### [Aim]
Which lines hold the word "Push"? Copy each one.

### [Available records]
§
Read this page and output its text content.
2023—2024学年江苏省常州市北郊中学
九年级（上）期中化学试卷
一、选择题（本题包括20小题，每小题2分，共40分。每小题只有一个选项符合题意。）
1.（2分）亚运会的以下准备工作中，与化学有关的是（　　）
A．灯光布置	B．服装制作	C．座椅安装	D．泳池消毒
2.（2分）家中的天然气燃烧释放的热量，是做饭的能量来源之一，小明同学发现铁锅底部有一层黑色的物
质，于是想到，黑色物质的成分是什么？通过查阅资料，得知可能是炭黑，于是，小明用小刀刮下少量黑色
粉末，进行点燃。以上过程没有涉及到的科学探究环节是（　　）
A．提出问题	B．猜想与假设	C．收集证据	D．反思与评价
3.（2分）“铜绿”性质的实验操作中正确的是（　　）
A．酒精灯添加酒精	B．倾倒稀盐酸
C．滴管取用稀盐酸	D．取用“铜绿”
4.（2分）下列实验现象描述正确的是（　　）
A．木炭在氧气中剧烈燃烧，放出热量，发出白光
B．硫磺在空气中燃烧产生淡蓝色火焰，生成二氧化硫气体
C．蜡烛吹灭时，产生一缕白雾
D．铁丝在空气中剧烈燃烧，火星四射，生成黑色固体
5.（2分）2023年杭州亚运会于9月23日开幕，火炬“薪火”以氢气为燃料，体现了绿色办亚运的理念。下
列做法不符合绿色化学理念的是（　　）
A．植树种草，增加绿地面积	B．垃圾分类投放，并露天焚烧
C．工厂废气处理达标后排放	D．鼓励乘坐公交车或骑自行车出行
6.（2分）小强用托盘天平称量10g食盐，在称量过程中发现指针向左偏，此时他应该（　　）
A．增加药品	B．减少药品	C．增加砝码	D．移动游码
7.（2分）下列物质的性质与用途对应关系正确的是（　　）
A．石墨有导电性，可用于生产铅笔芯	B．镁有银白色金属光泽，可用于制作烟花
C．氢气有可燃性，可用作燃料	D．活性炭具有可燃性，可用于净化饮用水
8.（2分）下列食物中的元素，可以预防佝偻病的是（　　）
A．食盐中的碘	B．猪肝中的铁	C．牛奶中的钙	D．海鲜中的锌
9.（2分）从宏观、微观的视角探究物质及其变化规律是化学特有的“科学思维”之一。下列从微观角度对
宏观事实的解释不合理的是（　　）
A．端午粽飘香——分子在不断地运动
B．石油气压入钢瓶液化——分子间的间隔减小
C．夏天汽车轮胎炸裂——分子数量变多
§
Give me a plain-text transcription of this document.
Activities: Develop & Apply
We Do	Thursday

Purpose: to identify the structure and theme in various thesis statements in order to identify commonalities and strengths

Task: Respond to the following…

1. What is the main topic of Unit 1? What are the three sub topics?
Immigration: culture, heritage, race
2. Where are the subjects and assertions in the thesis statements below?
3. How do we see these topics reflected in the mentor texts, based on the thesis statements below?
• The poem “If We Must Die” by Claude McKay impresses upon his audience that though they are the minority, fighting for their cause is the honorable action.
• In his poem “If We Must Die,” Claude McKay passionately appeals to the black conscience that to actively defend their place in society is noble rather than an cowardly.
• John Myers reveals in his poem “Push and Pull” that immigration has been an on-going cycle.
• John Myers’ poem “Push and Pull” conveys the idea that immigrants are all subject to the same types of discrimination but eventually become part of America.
§
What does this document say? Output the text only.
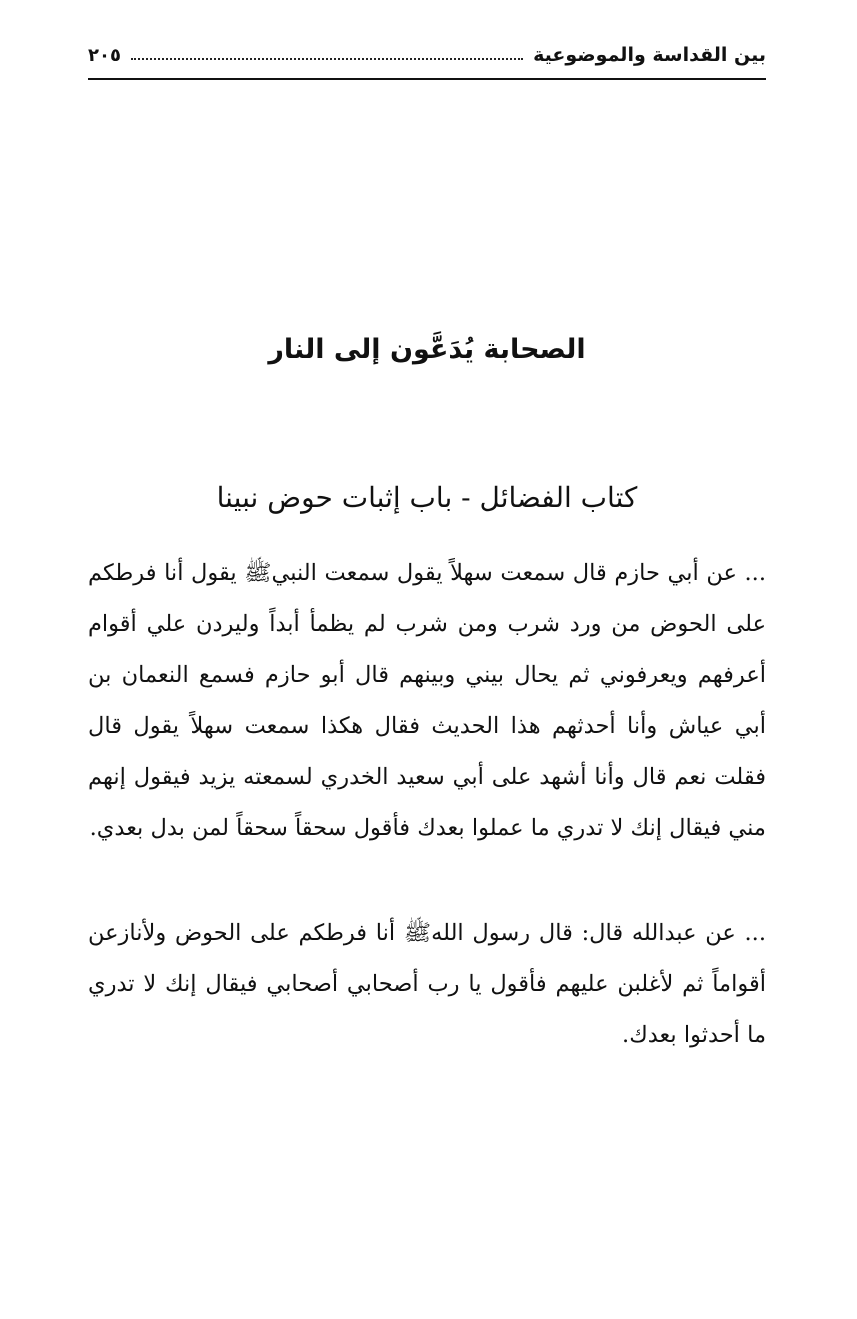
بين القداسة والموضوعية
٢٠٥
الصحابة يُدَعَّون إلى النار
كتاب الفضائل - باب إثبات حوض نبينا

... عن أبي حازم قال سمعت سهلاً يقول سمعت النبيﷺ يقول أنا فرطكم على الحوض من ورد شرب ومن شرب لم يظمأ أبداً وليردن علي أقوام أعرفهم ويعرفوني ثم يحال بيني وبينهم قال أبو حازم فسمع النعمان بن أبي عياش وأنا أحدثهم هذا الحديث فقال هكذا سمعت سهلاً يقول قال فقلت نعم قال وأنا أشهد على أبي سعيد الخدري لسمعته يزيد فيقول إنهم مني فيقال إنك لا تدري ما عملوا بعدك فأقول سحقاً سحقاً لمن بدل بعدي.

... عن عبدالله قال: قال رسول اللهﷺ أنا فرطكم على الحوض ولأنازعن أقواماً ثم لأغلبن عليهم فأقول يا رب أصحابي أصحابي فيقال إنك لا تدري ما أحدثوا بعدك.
§
### [Written answer]
• John Myers reveals in his poem “Push and Pull” that immigration has been an on-going cycle.
• John Myers’ poem “Push and Pull” conveys the idea that immigrants are all subject to the same types of discrimination but eventually become part of America.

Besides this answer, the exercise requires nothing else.